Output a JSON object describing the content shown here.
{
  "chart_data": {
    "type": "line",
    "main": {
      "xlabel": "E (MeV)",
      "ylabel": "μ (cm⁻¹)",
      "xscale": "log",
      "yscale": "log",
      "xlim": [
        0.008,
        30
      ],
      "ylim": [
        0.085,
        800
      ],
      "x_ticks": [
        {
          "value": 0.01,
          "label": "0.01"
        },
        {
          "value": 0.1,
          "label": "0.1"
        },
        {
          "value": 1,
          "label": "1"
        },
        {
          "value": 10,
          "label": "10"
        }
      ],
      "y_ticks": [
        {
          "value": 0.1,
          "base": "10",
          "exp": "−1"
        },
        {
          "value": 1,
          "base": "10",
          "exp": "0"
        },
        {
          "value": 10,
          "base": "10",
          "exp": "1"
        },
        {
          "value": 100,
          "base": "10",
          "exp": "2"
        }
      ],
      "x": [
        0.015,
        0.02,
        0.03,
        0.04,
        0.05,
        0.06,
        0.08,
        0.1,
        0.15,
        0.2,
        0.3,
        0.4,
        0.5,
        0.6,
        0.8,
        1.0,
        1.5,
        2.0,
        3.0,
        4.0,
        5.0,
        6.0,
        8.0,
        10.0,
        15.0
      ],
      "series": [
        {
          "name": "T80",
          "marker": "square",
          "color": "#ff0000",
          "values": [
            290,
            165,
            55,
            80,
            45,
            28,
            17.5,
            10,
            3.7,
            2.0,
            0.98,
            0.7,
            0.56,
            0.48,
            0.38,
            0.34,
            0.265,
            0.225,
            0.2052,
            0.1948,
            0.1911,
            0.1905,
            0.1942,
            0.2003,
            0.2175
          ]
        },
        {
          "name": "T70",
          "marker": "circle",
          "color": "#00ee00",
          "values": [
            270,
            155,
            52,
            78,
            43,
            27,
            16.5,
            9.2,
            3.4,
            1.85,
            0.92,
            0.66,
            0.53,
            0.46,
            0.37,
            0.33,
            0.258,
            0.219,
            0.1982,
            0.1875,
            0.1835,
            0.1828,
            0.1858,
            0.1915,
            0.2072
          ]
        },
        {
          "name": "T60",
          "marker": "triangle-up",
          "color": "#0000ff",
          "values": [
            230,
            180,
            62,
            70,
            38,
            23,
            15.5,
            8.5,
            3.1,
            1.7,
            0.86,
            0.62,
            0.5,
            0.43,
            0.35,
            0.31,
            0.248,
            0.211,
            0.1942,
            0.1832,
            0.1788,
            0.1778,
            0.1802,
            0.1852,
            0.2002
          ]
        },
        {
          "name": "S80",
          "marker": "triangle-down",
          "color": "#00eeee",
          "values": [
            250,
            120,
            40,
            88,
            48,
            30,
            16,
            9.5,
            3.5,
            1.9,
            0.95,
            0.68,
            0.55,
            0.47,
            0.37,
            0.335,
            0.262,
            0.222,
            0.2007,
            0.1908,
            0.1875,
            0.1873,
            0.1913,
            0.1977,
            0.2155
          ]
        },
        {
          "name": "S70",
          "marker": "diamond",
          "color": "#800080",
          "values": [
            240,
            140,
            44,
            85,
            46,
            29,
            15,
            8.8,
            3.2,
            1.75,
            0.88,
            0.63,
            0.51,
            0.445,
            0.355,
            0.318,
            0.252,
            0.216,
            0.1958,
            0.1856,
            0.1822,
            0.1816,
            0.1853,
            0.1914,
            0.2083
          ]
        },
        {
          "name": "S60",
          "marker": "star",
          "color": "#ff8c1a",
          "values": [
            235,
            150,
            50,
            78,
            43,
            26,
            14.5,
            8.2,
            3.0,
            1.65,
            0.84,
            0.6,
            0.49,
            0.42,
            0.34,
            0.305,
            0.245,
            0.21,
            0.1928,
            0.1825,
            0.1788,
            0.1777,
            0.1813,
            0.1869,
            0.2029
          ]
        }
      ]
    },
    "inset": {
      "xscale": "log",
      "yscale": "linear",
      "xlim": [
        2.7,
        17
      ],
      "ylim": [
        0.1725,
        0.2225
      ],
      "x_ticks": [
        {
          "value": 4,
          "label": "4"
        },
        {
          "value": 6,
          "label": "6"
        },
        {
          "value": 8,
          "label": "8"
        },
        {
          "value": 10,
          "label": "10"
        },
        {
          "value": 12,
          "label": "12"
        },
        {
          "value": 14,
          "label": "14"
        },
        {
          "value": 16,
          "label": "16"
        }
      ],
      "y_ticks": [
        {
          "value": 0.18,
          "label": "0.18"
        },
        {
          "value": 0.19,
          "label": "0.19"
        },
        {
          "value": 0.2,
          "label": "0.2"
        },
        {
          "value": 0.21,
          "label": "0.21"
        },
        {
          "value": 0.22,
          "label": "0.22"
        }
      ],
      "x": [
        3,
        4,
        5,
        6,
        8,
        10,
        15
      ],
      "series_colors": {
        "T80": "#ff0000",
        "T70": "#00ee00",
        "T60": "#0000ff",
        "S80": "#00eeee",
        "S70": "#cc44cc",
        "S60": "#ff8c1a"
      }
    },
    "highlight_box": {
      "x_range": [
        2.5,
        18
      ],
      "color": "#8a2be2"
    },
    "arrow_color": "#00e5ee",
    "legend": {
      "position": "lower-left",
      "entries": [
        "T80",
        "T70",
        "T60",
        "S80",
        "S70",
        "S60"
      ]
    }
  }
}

* * *

> _SHORT TASK_
Print out all the entries precisely as written.

> _FULL RESPONSE_
Output a JSON object describing the content shown here.
{
  "chart_data": {
    "type": "line",
    "main": {
      "xlabel": "E (MeV)",
      "ylabel": "μ (cm⁻¹)",
      "xscale": "log",
      "yscale": "log",
      "xlim": [
        0.008,
        30
      ],
      "ylim": [
        0.085,
        800
      ],
      "x_ticks": [
        {
          "value": 0.01,
          "label": "0.01"
        },
        {
          "value": 0.1,
          "label": "0.1"
        },
        {
          "value": 1,
          "label": "1"
        },
        {
          "value": 10,
          "label": "10"
        }
      ],
      "y_ticks": [
        {
          "value": 0.1,
          "base": "10",
          "exp": "−1"
        },
        {
          "value": 1,
          "base": "10",
          "exp": "0"
        },
        {
          "value": 10,
          "base": "10",
          "exp": "1"
        },
        {
          "value": 100,
          "base": "10",
          "exp": "2"
        }
      ],
      "x": [
        0.015,
        0.02,
        0.03,
        0.04,
        0.05,
        0.06,
        0.08,
        0.1,
        0.15,
        0.2,
        0.3,
        0.4,
        0.5,
        0.6,
        0.8,
        1.0,
        1.5,
        2.0,
        3.0,
        4.0,
        5.0,
        6.0,
        8.0,
        10.0,
        15.0
      ],
      "series": [
        {
          "name": "T80",
          "marker": "square",
          "color": "#ff0000",
          "values": [
            290,
            165,
            55,
            80,
            45,
            28,
            17.5,
            10,
            3.7,
            2.0,
            0.98,
            0.7,
            0.56,
            0.48,
            0.38,
            0.34,
            0.265,
            0.225,
            0.2052,
            0.1948,
            0.1911,
            0.1905,
            0.1942,
            0.2003,
            0.2175
          ]
        },
        {
          "name": "T70",
          "marker": "circle",
          "color": "#00ee00",
          "values": [
            270,
            155,
            52,
            78,
            43,
            27,
            16.5,
            9.2,
            3.4,
            1.85,
            0.92,
            0.66,
            0.53,
            0.46,
            0.37,
            0.33,
            0.258,
            0.219,
            0.1982,
            0.1875,
            0.1835,
            0.1828,
            0.1858,
            0.1915,
            0.2072
          ]
        },
        {
          "name": "T60",
          "marker": "triangle-up",
          "color": "#0000ff",
          "values": [
            230,
            180,
            62,
            70,
            38,
            23,
            15.5,
            8.5,
            3.1,
            1.7,
            0.86,
            0.62,
            0.5,
            0.43,
            0.35,
            0.31,
            0.248,
            0.211,
            0.1942,
            0.1832,
            0.1788,
            0.1778,
            0.1802,
            0.1852,
            0.2002
          ]
        },
        {
          "name": "S80",
          "marker": "triangle-down",
          "color": "#00eeee",
          "values": [
            250,
            120,
            40,
            88,
            48,
            30,
            16,
            9.5,
            3.5,
            1.9,
            0.95,
            0.68,
            0.55,
            0.47,
            0.37,
            0.335,
            0.262,
            0.222,
            0.2007,
            0.1908,
            0.1875,
            0.1873,
            0.1913,
            0.1977,
            0.2155
          ]
        },
        {
          "name": "S70",
          "marker": "diamond",
          "color": "#800080",
          "values": [
            240,
            140,
            44,
            85,
            46,
            29,
            15,
            8.8,
            3.2,
            1.75,
            0.88,
            0.63,
            0.51,
            0.445,
            0.355,
            0.318,
            0.252,
            0.216,
            0.1958,
            0.1856,
            0.1822,
            0.1816,
            0.1853,
            0.1914,
            0.2083
          ]
        },
        {
          "name": "S60",
          "marker": "star",
          "color": "#ff8c1a",
          "values": [
            235,
            150,
            50,
            78,
            43,
            26,
            14.5,
            8.2,
            3.0,
            1.65,
            0.84,
            0.6,
            0.49,
            0.42,
            0.34,
            0.305,
            0.245,
            0.21,
            0.1928,
            0.1825,
            0.1788,
            0.1777,
            0.1813,
            0.1869,
            0.2029
          ]
        }
      ]
    },
    "inset": {
      "xscale": "log",
      "yscale": "linear",
      "xlim": [
        2.7,
        17
      ],
      "ylim": [
        0.1725,
        0.2225
      ],
      "x_ticks": [
        {
          "value": 4,
          "label": "4"
        },
        {
          "value": 6,
          "label": "6"
        },
        {
          "value": 8,
          "label": "8"
        },
        {
          "value": 10,
          "label": "10"
        },
        {
          "value": 12,
          "label": "12"
        },
        {
          "value": 14,
          "label": "14"
        },
        {
          "value": 16,
          "label": "16"
        }
      ],
      "y_ticks": [
        {
          "value": 0.18,
          "label": "0.18"
        },
        {
          "value": 0.19,
          "label": "0.19"
        },
        {
          "value": 0.2,
          "label": "0.2"
        },
        {
          "value": 0.21,
          "label": "0.21"
        },
        {
          "value": 0.22,
          "label": "0.22"
        }
      ],
      "x": [
        3,
        4,
        5,
        6,
        8,
        10,
        15
      ],
      "series_colors": {
        "T80": "#ff0000",
        "T70": "#00ee00",
        "T60": "#0000ff",
        "S80": "#00eeee",
        "S70": "#cc44cc",
        "S60": "#ff8c1a"
      }
    },
    "highlight_box": {
      "x_range": [
        2.5,
        18
      ],
      "color": "#8a2be2"
    },
    "arrow_color": "#00e5ee",
    "legend": {
      "position": "lower-left",
      "entries": [
        "T80",
        "T70",
        "T60",
        "S80",
        "S70",
        "S60"
      ]
    }
  }
}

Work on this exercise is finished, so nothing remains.